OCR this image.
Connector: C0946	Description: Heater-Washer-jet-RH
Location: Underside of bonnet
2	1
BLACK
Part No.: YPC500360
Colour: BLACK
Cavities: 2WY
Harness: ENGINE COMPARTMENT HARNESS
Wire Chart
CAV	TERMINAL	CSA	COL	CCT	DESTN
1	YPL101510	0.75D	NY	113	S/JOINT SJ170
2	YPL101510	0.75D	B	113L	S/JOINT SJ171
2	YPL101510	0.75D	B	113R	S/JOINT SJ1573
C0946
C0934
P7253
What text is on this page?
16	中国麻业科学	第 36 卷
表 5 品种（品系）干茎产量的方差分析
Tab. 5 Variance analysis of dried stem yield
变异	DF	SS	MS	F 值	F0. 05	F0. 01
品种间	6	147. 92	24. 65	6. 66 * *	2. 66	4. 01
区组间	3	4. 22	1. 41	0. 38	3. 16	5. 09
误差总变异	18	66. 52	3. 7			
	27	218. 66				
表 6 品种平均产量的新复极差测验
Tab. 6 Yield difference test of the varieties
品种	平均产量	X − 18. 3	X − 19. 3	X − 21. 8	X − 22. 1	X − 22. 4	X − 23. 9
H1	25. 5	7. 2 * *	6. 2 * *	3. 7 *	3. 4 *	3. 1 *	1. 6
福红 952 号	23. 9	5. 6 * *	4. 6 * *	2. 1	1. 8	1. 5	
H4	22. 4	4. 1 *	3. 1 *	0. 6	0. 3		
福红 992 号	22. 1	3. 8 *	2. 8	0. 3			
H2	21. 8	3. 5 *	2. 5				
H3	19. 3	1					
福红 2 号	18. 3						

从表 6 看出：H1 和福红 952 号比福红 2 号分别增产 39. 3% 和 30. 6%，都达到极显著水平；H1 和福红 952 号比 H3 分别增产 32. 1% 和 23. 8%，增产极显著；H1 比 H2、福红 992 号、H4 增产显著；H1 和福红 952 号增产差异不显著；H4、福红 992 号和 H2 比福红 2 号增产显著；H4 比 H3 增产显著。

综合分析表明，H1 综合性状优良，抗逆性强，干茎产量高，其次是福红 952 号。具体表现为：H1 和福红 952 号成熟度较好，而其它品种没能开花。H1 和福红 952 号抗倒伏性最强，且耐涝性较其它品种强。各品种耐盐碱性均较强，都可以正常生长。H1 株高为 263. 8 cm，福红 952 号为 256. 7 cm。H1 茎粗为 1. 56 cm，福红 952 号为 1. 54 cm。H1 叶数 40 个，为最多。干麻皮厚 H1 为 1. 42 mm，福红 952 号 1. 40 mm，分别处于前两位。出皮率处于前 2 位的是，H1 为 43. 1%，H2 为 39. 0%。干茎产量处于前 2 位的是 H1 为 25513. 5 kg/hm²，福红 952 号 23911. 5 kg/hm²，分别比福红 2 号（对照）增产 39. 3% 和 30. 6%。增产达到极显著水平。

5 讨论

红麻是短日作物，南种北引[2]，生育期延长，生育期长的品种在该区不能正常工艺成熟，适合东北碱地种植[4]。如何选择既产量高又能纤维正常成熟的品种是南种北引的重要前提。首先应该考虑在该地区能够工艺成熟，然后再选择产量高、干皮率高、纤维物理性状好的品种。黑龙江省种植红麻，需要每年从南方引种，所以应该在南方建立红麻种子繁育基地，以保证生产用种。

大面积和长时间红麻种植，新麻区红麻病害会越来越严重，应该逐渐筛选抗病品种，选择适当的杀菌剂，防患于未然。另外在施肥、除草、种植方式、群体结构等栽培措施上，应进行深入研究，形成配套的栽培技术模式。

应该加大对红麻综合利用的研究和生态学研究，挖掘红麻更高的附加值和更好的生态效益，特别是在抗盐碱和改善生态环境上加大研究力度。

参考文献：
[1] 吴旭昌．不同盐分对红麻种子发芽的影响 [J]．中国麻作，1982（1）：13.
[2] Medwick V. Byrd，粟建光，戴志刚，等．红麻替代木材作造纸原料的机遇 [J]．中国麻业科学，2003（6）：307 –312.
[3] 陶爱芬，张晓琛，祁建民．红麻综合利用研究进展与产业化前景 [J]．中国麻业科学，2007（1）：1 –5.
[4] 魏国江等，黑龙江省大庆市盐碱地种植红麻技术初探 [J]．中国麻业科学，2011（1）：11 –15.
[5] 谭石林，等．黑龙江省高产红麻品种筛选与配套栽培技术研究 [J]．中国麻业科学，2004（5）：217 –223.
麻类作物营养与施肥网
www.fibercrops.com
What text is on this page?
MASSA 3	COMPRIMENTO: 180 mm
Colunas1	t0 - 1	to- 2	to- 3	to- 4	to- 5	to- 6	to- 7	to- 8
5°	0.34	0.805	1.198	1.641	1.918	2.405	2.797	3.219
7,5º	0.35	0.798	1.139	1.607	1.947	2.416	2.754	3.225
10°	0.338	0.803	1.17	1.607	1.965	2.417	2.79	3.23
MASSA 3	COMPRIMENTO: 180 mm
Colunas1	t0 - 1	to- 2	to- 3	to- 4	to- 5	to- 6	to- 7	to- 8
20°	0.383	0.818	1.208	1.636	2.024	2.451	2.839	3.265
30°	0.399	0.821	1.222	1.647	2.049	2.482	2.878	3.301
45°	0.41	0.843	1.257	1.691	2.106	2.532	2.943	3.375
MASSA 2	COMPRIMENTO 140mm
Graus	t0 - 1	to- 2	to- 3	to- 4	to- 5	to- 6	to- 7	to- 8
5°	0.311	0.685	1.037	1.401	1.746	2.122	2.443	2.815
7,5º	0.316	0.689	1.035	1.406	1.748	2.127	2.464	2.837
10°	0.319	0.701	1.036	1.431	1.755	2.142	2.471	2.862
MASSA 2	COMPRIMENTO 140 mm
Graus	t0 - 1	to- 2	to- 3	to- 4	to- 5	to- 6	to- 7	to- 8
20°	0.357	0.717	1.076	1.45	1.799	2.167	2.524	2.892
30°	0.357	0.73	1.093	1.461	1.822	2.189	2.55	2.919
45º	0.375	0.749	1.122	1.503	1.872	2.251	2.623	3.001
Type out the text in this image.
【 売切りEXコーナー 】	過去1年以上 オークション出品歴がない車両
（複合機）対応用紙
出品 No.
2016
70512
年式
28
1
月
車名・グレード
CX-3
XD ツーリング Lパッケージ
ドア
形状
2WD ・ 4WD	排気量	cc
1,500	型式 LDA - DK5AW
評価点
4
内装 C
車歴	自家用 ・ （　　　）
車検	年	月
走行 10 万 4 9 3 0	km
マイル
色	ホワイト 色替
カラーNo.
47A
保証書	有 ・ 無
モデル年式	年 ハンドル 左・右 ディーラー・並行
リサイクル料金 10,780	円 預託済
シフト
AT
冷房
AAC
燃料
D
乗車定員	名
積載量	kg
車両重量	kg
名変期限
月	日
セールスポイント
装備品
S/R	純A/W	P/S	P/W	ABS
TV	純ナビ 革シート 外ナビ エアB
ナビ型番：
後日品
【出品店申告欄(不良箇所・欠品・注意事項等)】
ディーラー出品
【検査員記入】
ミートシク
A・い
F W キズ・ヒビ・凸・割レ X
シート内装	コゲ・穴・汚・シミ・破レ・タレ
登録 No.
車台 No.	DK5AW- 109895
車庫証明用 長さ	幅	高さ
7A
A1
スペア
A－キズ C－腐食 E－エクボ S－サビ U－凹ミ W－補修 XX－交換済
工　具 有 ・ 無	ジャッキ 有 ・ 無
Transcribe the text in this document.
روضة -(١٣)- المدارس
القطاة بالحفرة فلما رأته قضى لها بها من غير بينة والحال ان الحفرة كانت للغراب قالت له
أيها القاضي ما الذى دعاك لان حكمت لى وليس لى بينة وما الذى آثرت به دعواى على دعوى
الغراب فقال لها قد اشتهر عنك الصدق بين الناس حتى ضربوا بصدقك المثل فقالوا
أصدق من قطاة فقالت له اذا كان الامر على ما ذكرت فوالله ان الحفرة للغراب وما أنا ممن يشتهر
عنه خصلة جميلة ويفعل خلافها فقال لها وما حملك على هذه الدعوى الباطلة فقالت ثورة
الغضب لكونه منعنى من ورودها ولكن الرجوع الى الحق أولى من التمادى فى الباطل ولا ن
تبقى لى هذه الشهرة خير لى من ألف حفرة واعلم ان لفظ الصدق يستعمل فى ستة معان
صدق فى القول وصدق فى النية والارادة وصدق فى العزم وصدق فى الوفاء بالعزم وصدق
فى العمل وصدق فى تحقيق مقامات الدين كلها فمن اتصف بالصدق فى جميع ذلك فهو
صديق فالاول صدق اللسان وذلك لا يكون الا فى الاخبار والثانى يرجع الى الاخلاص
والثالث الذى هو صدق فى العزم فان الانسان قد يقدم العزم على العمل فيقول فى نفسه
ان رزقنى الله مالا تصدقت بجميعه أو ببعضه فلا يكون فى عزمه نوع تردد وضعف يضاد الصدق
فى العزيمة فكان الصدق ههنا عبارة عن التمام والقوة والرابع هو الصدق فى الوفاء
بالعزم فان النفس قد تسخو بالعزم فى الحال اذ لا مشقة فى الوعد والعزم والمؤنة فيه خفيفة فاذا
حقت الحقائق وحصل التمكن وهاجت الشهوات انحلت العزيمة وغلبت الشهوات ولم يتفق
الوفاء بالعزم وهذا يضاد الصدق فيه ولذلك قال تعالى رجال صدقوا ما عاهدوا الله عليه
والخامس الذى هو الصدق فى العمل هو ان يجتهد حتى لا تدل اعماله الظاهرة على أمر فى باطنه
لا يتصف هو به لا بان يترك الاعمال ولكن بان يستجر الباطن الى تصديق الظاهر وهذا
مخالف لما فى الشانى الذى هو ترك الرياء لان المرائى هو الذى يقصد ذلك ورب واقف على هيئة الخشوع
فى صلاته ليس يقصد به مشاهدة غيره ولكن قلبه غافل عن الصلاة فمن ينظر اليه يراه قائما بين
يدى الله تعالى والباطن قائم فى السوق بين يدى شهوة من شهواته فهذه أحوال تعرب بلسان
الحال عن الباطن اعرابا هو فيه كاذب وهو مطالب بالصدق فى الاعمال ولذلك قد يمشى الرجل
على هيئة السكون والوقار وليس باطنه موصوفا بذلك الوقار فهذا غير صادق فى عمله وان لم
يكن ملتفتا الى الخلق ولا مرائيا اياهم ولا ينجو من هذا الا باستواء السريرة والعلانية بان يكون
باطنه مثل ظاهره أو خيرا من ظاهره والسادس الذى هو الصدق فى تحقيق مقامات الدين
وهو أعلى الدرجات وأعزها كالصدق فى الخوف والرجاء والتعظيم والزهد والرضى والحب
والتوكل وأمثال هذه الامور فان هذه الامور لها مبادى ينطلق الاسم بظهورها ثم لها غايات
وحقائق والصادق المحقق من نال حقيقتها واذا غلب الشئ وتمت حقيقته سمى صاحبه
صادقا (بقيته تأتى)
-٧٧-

————————

> Task description: Looking at the records above, count the lines where the word "الحفرة" appears. State only the number.

> Exercise response: 2